Copy the data precisely, character for character, and leave out every picture.

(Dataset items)
————————

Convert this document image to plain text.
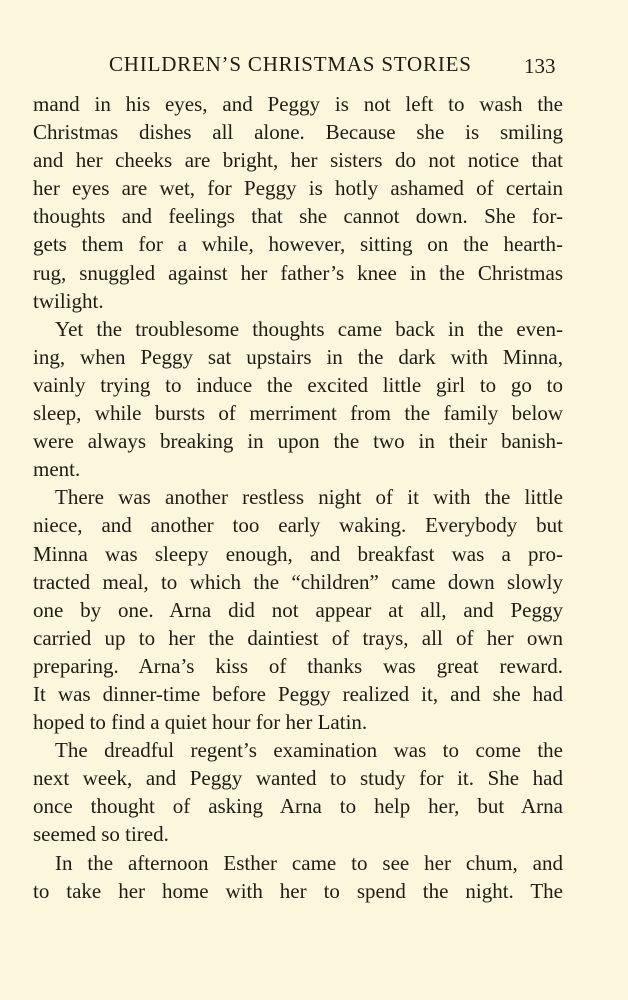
CHILDREN’S CHRISTMAS STORIES 133
mand in his eyes, and Peggy is not left to wash the
Christmas dishes all alone. Because she is smiling
and her cheeks are bright, her sisters do not notice that
her eyes are wet, for Peggy is hotly ashamed of certain
thoughts and feelings that she cannot down. She for-
gets them for a while, however, sitting on the hearth-
rug, snuggled against her father’s knee in the Christmas
twilight.
Yet the troublesome thoughts came back in the even-
ing, when Peggy sat upstairs in the dark with Minna,
vainly trying to induce the excited little girl to go to
sleep, while bursts of merriment from the family below
were always breaking in upon the two in their banish-
ment.
There was another restless night of it with the little
niece, and another too early waking. Everybody but
Minna was sleepy enough, and breakfast was a pro-
tracted meal, to which the “children” came down slowly
one by one. Arna did not appear at all, and Peggy
carried up to her the daintiest of trays, all of her own
preparing. Arna’s kiss of thanks was great reward.
It was dinner-time before Peggy realized it, and she had
hoped to find a quiet hour for her Latin.
The dreadful regent’s examination was to come the
next week, and Peggy wanted to study for it. She had
once thought of asking Arna to help her, but Arna
seemed so tired.
In the afternoon Esther came to see her chum, and
to take her home with her to spend the night. The
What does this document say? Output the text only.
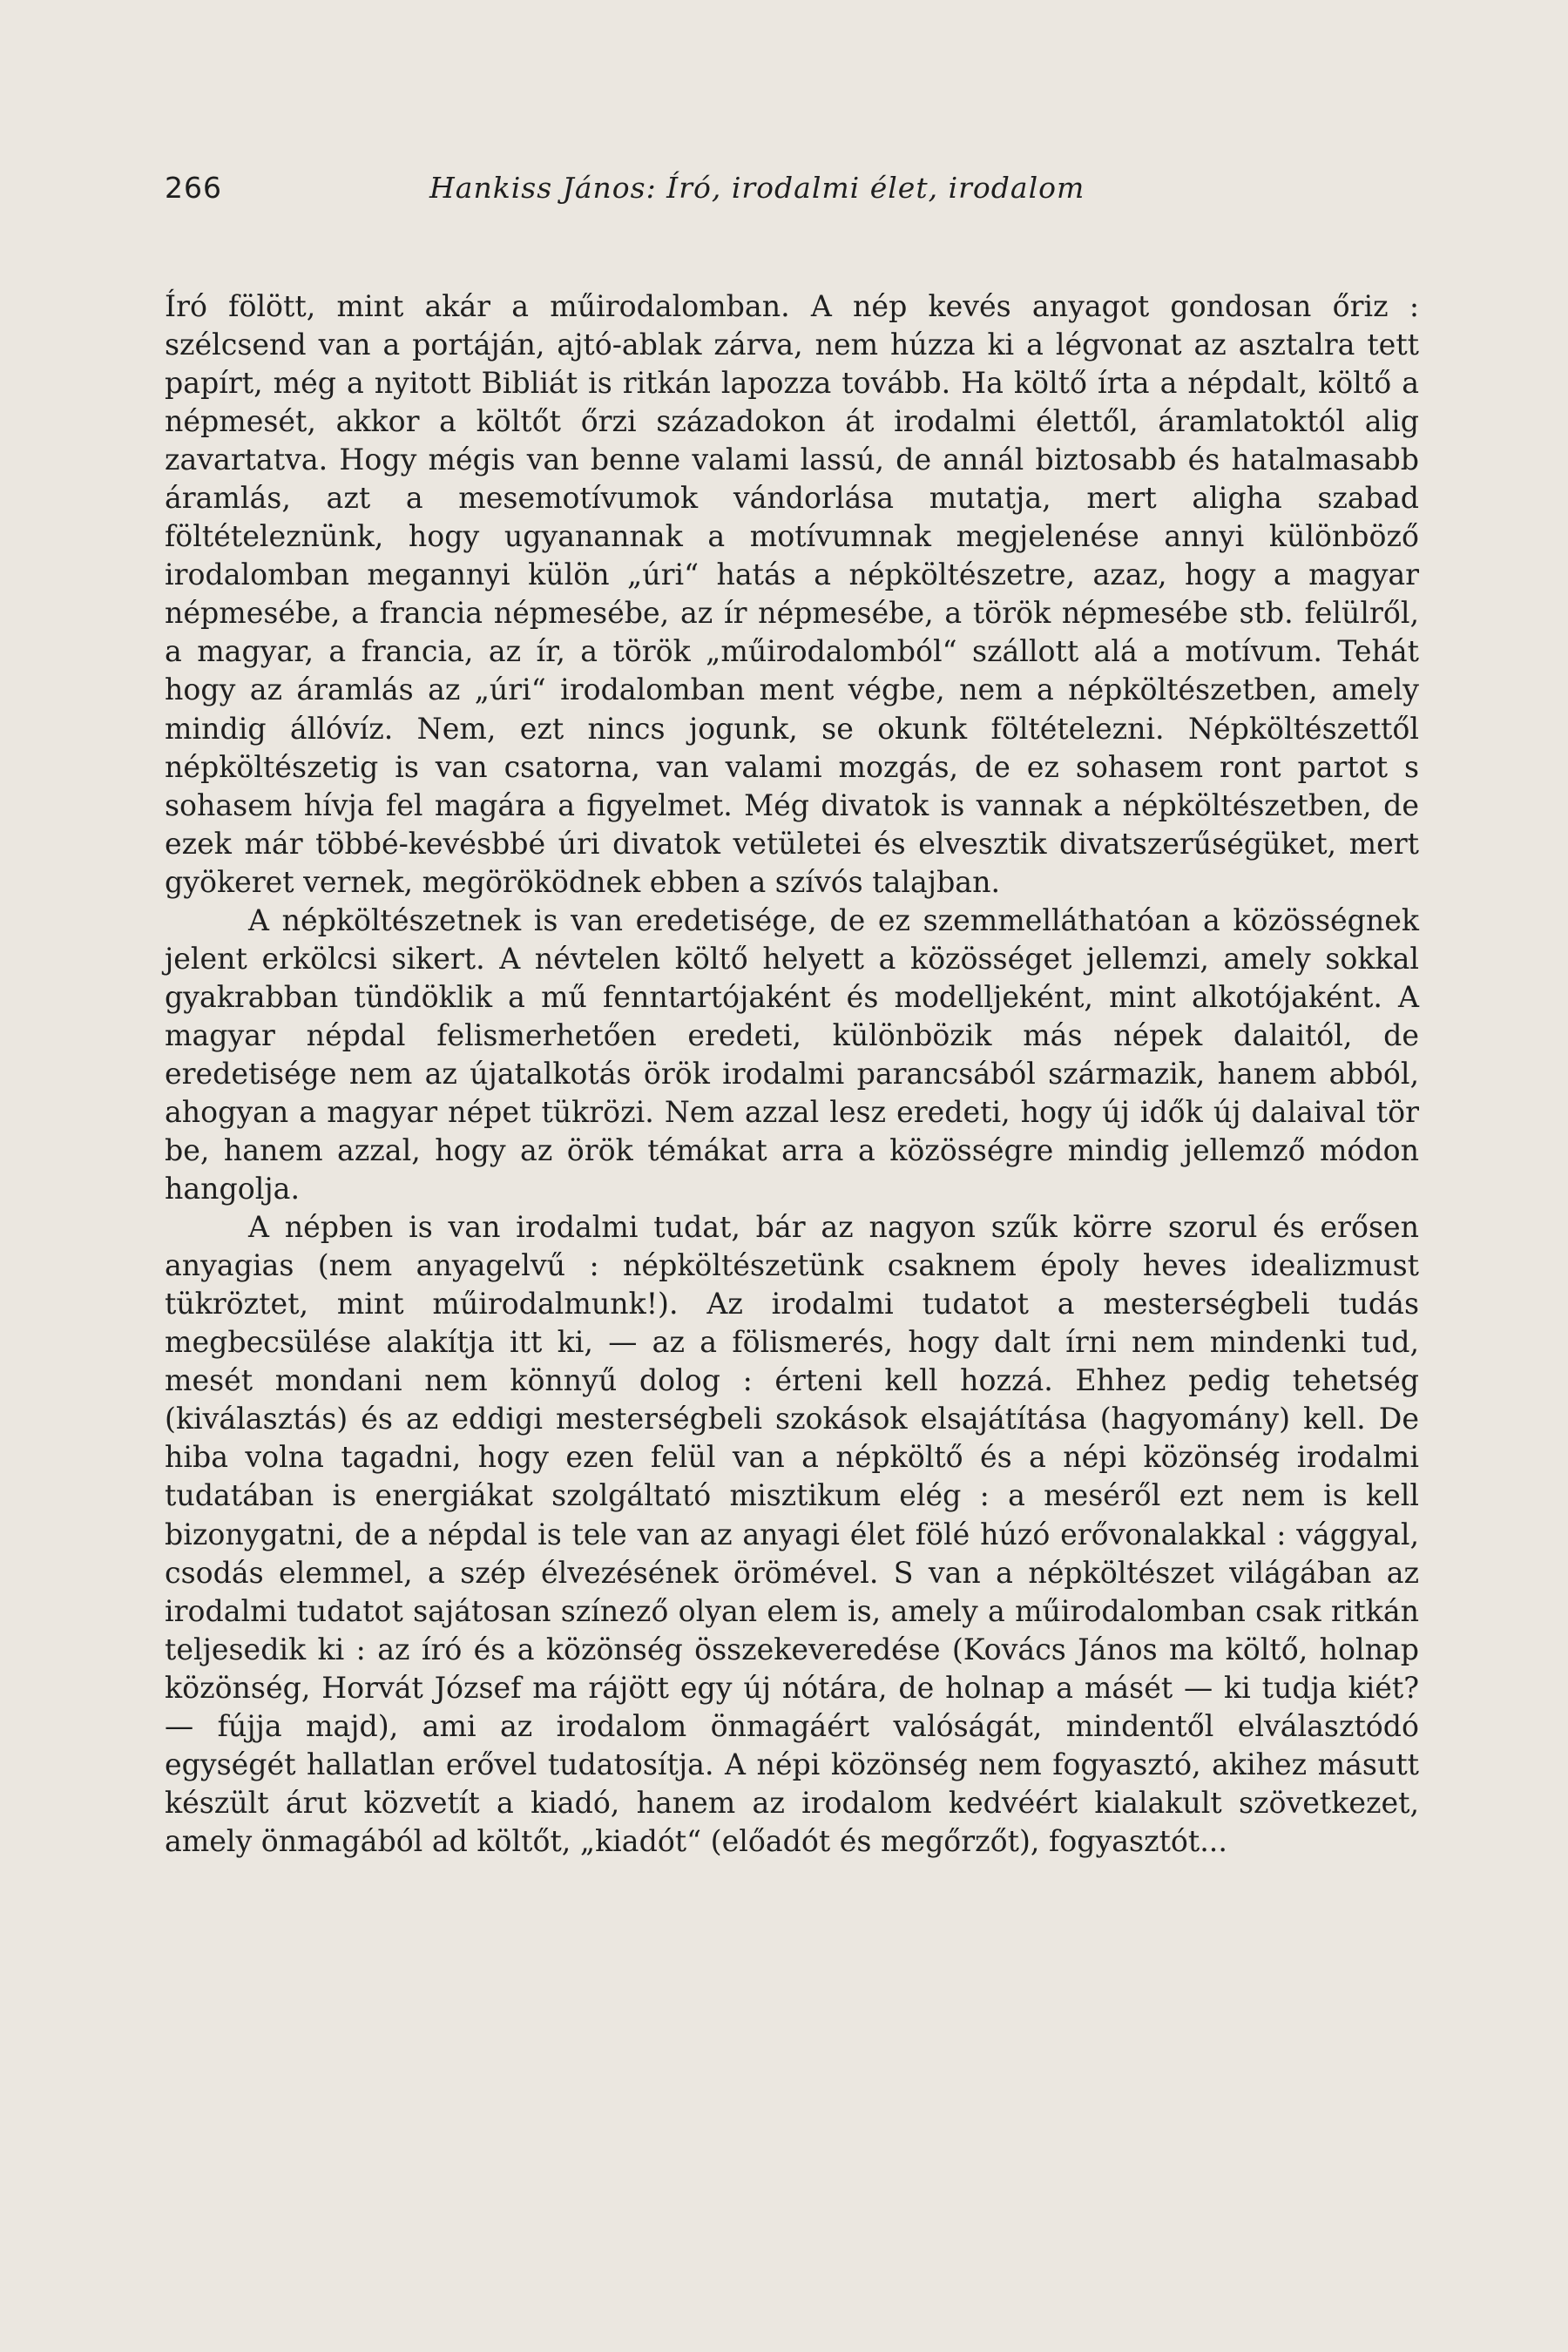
266	Hankiss János: Író, irodalmi élet, irodalom

Író fölött, mint akár a műirodalomban. A nép kevés anyagot gondosan őriz : szélcsend van a portáján, ajtó-ablak zárva, nem húzza ki a légvonat az asztalra tett papírt, még a nyitott Bibliát is ritkán lapozza tovább. Ha költő írta a népdalt, költő a népmesét, akkor a költőt őrzi századokon át irodalmi élettől, áramlatoktól alig zavartatva. Hogy mégis van benne valami lassú, de annál biztosabb és hatalmasabb áramlás, azt a mesemotívumok vándorlása mutatja, mert aligha szabad föltételeznünk, hogy ugyanannak a motívumnak megjelenése annyi különböző irodalomban megannyi külön „úri“ hatás a népköltészetre, azaz, hogy a magyar népmesébe, a francia népmesébe, az ír népmesébe, a török népmesébe stb. felülről, a magyar, a francia, az ír, a török „műirodalomból“ szállott alá a motívum. Tehát hogy az áramlás az „úri“ irodalomban ment végbe, nem a népköltészetben, amely mindig állóvíz. Nem, ezt nincs jogunk, se okunk föltételezni. Népköltészettől népköltészetig is van csatorna, van valami mozgás, de ez sohasem ront partot s sohasem hívja fel magára a figyelmet. Még divatok is vannak a népköltészetben, de ezek már többé-kevésbbé úri divatok vetületei és elvesztik divatszerűségüket, mert gyökeret vernek, megöröködnek ebben a szívós talajban.

A népköltészetnek is van eredetisége, de ez szemmelláthatóan a közösségnek jelent erkölcsi sikert. A névtelen költő helyett a közösséget jellemzi, amely sokkal gyakrabban tündöklik a mű fenntartójaként és modelljeként, mint alkotójaként. A magyar népdal felismerhetően eredeti, különbözik más népek dalaitól, de eredetisége nem az újatalkotás örök irodalmi parancsából származik, hanem abból, ahogyan a magyar népet tükrözi. Nem azzal lesz eredeti, hogy új idők új dalaival tör be, hanem azzal, hogy az örök témákat arra a közösségre mindig jellemző módon hangolja.

A népben is van irodalmi tudat, bár az nagyon szűk körre szorul és erősen anyagias (nem anyagelvű : népköltészetünk csaknem époly heves idealizmust tükröztet, mint műirodalmunk!). Az irodalmi tudatot a mesterségbeli tudás megbecsülése alakítja itt ki, — az a fölismerés, hogy dalt írni nem mindenki tud, mesét mondani nem könnyű dolog : érteni kell hozzá. Ehhez pedig tehetség (kiválasztás) és az eddigi mesterségbeli szokások elsajátítása (hagyomány) kell. De hiba volna tagadni, hogy ezen felül van a népköltő és a népi közönség irodalmi tudatában is energiákat szolgáltató misztikum elég : a meséről ezt nem is kell bizonygatni, de a népdal is tele van az anyagi élet fölé húzó erővonalakkal : vággyal, csodás elemmel, a szép élvezésének örömével. S van a népköltészet világában az irodalmi tudatot sajátosan színező olyan elem is, amely a műirodalomban csak ritkán teljesedik ki : az író és a közönség összekeveredése (Kovács János ma költő, holnap közönség, Horvát József ma rájött egy új nótára, de holnap a másét — ki tudja kiét? — fújja majd), ami az irodalom önmagáért valóságát, mindentől elválasztódó egységét hallatlan erővel tudatosítja. A népi közönség nem fogyasztó, akihez másutt készült árut közvetít a kiadó, hanem az irodalom kedvéért kialakult szövetkezet, amely önmagából ad költőt, „kiadót“ (előadót és megőrzőt), fogyasztót...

————————

**SOLUTION TO THE PROBLEM**
Convert this document image to plain text.
CHILDREN’S CHRISTMAS STORIES 133
mand in his eyes, and Peggy is not left to wash the
Christmas dishes all alone. Because she is smiling
and her cheeks are bright, her sisters do not notice that
her eyes are wet, for Peggy is hotly ashamed of certain
thoughts and feelings that she cannot down. She for-
gets them for a while, however, sitting on the hearth-
rug, snuggled against her father’s knee in the Christmas
twilight.
Yet the troublesome thoughts came back in the even-
ing, when Peggy sat upstairs in the dark with Minna,
vainly trying to induce the excited little girl to go to
sleep, while bursts of merriment from the family below
were always breaking in upon the two in their banish-
ment.
There was another restless night of it with the little
niece, and another too early waking. Everybody but
Minna was sleepy enough, and breakfast was a pro-
tracted meal, to which the “children” came down slowly
one by one. Arna did not appear at all, and Peggy
carried up to her the daintiest of trays, all of her own
preparing. Arna’s kiss of thanks was great reward.
It was dinner-time before Peggy realized it, and she had
hoped to find a quiet hour for her Latin.
The dreadful regent’s examination was to come the
next week, and Peggy wanted to study for it. She had
once thought of asking Arna to help her, but Arna
seemed so tired.
In the afternoon Esther came to see her chum, and
to take her home with her to spend the night. The
What does this document say? Output the text only.
266	Hankiss János: Író, irodalmi élet, irodalom

Író fölött, mint akár a műirodalomban. A nép kevés anyagot gondosan őriz : szélcsend van a portáján, ajtó-ablak zárva, nem húzza ki a légvonat az asztalra tett papírt, még a nyitott Bibliát is ritkán lapozza tovább. Ha költő írta a népdalt, költő a népmesét, akkor a költőt őrzi századokon át irodalmi élettől, áramlatoktól alig zavartatva. Hogy mégis van benne valami lassú, de annál biztosabb és hatalmasabb áramlás, azt a mesemotívumok vándorlása mutatja, mert aligha szabad föltételeznünk, hogy ugyanannak a motívumnak megjelenése annyi különböző irodalomban megannyi külön „úri“ hatás a népköltészetre, azaz, hogy a magyar népmesébe, a francia népmesébe, az ír népmesébe, a török népmesébe stb. felülről, a magyar, a francia, az ír, a török „műirodalomból“ szállott alá a motívum. Tehát hogy az áramlás az „úri“ irodalomban ment végbe, nem a népköltészetben, amely mindig állóvíz. Nem, ezt nincs jogunk, se okunk föltételezni. Népköltészettől népköltészetig is van csatorna, van valami mozgás, de ez sohasem ront partot s sohasem hívja fel magára a figyelmet. Még divatok is vannak a népköltészetben, de ezek már többé-kevésbbé úri divatok vetületei és elvesztik divatszerűségüket, mert gyökeret vernek, megöröködnek ebben a szívós talajban.

A népköltészetnek is van eredetisége, de ez szemmelláthatóan a közösségnek jelent erkölcsi sikert. A névtelen költő helyett a közösséget jellemzi, amely sokkal gyakrabban tündöklik a mű fenntartójaként és modelljeként, mint alkotójaként. A magyar népdal felismerhetően eredeti, különbözik más népek dalaitól, de eredetisége nem az újatalkotás örök irodalmi parancsából származik, hanem abból, ahogyan a magyar népet tükrözi. Nem azzal lesz eredeti, hogy új idők új dalaival tör be, hanem azzal, hogy az örök témákat arra a közösségre mindig jellemző módon hangolja.

A népben is van irodalmi tudat, bár az nagyon szűk körre szorul és erősen anyagias (nem anyagelvű : népköltészetünk csaknem époly heves idealizmust tükröztet, mint műirodalmunk!). Az irodalmi tudatot a mesterségbeli tudás megbecsülése alakítja itt ki, — az a fölismerés, hogy dalt írni nem mindenki tud, mesét mondani nem könnyű dolog : érteni kell hozzá. Ehhez pedig tehetség (kiválasztás) és az eddigi mesterségbeli szokások elsajátítása (hagyomány) kell. De hiba volna tagadni, hogy ezen felül van a népköltő és a népi közönség irodalmi tudatában is energiákat szolgáltató misztikum elég : a meséről ezt nem is kell bizonygatni, de a népdal is tele van az anyagi élet fölé húzó erővonalakkal : vággyal, csodás elemmel, a szép élvezésének örömével. S van a népköltészet világában az irodalmi tudatot sajátosan színező olyan elem is, amely a műirodalomban csak ritkán teljesedik ki : az író és a közönség összekeveredése (Kovács János ma költő, holnap közönség, Horvát József ma rájött egy új nótára, de holnap a másét — ki tudja kiét? — fújja majd), ami az irodalom önmagáért valóságát, mindentől elválasztódó egységét hallatlan erővel tudatosítja. A népi közönség nem fogyasztó, akihez másutt készült árut közvetít a kiadó, hanem az irodalom kedvéért kialakult szövetkezet, amely önmagából ad költőt, „kiadót“ (előadót és megőrzőt), fogyasztót...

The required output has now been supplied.